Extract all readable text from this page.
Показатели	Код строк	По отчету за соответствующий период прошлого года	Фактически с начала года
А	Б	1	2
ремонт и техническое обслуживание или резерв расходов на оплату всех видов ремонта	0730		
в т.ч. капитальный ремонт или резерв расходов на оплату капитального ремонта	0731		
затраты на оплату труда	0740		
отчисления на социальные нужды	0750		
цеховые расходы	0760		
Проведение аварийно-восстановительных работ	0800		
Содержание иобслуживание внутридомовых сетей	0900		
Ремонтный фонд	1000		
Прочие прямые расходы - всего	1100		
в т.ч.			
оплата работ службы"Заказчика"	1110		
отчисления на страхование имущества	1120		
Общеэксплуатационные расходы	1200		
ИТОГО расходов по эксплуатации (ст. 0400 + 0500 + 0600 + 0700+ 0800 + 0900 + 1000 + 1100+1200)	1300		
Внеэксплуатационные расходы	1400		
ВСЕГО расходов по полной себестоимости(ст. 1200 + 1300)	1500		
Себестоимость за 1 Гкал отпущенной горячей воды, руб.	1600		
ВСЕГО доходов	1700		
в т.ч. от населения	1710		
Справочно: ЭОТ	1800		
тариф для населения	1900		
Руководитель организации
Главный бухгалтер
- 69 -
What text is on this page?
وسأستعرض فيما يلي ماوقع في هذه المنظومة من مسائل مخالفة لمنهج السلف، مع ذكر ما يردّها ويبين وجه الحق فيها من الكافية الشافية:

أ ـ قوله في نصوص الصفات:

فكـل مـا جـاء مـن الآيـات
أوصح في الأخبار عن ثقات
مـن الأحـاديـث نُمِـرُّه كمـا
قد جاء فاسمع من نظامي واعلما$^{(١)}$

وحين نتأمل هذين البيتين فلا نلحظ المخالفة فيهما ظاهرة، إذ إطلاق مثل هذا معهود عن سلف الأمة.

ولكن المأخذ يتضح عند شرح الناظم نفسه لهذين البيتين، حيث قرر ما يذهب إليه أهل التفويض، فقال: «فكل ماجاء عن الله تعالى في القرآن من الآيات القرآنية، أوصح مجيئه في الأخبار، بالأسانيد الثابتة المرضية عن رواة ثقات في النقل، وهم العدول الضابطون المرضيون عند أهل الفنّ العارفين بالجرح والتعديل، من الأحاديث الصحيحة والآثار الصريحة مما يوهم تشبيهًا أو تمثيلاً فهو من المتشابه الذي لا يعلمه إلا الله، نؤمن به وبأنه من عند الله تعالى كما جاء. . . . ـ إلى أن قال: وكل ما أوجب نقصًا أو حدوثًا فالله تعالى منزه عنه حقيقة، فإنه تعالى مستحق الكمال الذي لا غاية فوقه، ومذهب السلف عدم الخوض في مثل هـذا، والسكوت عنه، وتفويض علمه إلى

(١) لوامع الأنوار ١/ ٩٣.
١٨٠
• • •
▸ **Exercise goal**:
In the entries above, find each line with the word "text" and copy it.

▸ **Solution to this problem**:
Extract all readable text from this page.
What text is on this page?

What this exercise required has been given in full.